Aim of the task:
In the text on setting up a DataFrame for machine learning, what name does the VectorAssembler give its output column?

═══ Text passage

Setting Up DataFrame for Machine Learning

In [22]:
from pyspark.ml.linalg import Vectors
from pyspark.ml.feature import VectorAssembler
indexed_data.columns

['Ship_name',
 'Cruise_line',
 'Age',
 'Tonnage',
 'passengers',
 'length',
 'cabins',
 'passenger_density',
 'crew',
 'cruise_cat']

In [43]:
assembler = VectorAssembler(
    inputCols=['Age','Tonnage','passengers','length','cabins','passenger_density','cruise_cat'],
    outputCol="features")
output = assembler.transform(indexed_data)
output.select("features").show()
final_data = output.select("features", "crew")
final_data.show()

+--------------------+
|            features|
+--------------------+
|[6.0,30.276999999...|
|[6.0,30.276999999...|
|[26.0,47.262,14.8...|
|[11.0,110.0,29.74...|
|[17.0,101.353,26....|
|[22.0,70.367,20.5...|
|[15.0,70.367,20.5...|
|[23.0,70.367,20.5...|
|[19.0,70.367,20.5...|
|[6.0,110.23899999...|
|[10.0,110.0,29.74...|
|[28.0,46.052,14.5...|
|[18.0,70.367,20.5...|
|[17.0,70.367,20.5...|
|[11.0,86.0,21.24,...|
|[8.0,110.0,29.74,...|
|[9.0,88.5,21.24,9...|
|[15.0,70.367,20.5...|
|[12.0,88.5,21.24,...|
|[20.0,70.367,20.5...|
+--------------------+
only showing top 20 rows

+--------------------+----+
|            features|crew|
+--------------------+----+
|[6.0,30.276999999...|3.55|
|[6.0,30.276999999...|3.55|
|[26.0,47.262,14.8...| 6.7|
|[11.0,110.0,29.74...|19.1|
|[17.0,101.353,26....|10.0|
|[22.0,70.367,20.5...| 9.2|
|[15.0,70.367,20.5...| 9.2|
|[23.0,70.367,20.5...| 9.2|
|[19.0,70.367,20.5...| 9.2|
|[6.0,110.23899999...|11.5|
|[10.0,110.0,29.74...|11.6|
|[28.0,46.052,14.5...| 6.6|
|[

Split train and test

In [44]:
train_data,test_data = final_data.randomSplit([0.8,0.32])

In [45]:
train_data.describe().show()

+-------+------------------+
|summary|              crew|
+-------+------------------+
|  count|               119|
|   mean|7.7188235294117735|
| stddev| 3.715351610176119|
|    min|              0.59|
|    max|              21.0|
+-------+------------------+



In [46]:
test_data.describe().show()

══════
═══ Extracted data

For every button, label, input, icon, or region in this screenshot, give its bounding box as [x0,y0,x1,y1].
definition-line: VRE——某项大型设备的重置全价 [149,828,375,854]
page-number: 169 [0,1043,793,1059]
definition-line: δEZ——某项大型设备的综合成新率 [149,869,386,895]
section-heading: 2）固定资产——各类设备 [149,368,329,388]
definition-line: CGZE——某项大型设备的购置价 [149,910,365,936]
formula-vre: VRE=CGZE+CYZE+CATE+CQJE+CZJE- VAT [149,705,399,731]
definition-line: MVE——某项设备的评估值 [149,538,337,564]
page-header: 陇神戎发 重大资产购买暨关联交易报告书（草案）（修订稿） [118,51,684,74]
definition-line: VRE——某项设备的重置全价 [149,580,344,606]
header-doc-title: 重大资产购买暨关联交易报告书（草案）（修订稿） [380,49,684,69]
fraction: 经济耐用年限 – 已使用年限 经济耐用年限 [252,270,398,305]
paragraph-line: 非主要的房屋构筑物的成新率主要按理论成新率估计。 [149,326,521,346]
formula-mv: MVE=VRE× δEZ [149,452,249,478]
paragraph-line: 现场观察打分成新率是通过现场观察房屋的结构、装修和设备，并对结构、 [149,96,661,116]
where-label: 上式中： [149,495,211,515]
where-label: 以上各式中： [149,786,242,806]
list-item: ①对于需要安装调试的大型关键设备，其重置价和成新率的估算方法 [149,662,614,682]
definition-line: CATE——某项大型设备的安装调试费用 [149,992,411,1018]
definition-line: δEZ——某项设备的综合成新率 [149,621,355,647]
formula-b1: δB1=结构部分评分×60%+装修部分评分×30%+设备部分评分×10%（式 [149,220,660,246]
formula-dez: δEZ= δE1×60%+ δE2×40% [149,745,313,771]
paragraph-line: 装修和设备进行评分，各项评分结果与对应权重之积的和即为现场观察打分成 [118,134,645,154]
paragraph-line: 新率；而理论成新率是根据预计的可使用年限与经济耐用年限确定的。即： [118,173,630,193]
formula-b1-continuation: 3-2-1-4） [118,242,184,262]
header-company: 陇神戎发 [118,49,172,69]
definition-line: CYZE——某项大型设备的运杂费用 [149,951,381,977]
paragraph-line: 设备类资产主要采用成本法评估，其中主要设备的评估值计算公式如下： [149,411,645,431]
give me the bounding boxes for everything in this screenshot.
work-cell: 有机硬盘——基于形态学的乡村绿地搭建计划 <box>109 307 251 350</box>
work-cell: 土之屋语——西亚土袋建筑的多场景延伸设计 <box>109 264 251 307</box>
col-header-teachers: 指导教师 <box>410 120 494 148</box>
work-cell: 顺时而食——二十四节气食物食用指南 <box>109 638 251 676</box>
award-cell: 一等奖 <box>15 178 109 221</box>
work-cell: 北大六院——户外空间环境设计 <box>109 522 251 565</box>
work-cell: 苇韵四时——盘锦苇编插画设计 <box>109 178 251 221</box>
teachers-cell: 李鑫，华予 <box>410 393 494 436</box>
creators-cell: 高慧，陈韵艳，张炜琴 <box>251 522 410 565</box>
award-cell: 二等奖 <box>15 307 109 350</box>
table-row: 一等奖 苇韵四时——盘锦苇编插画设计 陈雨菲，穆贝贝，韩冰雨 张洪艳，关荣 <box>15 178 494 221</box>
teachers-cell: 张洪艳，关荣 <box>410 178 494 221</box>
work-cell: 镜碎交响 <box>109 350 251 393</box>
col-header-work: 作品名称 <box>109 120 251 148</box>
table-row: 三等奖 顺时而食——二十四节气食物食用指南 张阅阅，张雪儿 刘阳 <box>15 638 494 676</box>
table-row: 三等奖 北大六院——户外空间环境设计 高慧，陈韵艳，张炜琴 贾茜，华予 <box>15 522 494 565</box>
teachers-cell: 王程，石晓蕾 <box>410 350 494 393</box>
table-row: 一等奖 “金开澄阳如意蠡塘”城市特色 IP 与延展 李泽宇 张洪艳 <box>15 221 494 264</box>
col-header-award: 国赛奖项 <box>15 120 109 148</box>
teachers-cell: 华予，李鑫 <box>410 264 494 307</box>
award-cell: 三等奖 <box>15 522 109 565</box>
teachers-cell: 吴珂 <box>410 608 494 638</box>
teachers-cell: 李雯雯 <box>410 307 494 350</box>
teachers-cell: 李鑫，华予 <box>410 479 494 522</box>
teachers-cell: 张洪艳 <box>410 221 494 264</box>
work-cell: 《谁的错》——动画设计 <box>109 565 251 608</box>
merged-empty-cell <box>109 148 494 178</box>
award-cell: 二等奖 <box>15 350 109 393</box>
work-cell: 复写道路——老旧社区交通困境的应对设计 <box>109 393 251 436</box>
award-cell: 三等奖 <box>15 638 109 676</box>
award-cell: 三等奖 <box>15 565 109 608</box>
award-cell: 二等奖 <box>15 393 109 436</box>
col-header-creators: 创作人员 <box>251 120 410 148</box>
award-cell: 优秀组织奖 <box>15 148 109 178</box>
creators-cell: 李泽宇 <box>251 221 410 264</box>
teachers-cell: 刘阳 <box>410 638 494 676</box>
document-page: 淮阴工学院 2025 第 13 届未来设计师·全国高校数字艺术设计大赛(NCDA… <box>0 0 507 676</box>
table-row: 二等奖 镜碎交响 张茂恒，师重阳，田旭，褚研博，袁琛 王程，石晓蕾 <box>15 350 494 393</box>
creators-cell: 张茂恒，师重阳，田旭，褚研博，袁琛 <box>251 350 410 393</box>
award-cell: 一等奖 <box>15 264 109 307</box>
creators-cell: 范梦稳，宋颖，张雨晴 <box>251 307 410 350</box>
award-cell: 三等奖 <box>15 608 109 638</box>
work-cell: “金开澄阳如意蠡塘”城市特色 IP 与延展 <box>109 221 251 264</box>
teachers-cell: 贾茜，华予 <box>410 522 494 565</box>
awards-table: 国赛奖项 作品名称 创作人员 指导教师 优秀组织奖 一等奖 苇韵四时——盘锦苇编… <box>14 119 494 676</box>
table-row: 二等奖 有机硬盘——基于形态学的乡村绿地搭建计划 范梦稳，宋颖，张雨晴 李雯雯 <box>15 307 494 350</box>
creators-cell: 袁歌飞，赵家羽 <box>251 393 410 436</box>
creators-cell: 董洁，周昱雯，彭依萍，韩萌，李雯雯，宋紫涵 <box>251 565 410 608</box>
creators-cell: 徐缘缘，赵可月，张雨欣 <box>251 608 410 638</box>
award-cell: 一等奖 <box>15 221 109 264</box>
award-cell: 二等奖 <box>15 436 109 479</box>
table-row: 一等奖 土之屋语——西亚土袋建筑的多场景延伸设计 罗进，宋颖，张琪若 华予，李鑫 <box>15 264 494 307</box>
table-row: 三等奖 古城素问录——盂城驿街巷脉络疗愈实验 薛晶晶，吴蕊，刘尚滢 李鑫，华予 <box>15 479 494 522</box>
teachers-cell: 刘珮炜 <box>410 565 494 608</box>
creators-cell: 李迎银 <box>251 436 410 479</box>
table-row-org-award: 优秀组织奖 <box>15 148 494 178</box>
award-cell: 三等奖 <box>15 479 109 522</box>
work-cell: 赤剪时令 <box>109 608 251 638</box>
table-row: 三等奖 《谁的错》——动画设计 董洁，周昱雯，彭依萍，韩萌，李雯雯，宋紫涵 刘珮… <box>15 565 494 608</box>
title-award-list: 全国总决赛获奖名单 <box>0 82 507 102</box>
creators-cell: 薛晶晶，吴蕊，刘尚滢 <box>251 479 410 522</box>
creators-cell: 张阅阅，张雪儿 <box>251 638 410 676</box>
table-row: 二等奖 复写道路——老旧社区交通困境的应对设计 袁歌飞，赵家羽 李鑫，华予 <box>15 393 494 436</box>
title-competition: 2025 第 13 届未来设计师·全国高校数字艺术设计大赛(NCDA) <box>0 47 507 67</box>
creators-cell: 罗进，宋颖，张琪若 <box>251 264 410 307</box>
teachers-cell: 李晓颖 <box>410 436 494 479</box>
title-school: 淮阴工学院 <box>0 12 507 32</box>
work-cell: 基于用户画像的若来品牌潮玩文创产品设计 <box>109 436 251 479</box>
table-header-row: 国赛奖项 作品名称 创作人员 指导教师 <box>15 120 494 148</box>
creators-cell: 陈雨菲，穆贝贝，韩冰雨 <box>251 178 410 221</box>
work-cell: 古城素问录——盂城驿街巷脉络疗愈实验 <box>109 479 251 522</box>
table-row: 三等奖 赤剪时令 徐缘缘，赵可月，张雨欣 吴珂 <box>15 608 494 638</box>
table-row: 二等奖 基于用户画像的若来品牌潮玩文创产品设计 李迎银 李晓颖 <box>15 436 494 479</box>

══════

Task response:
"features"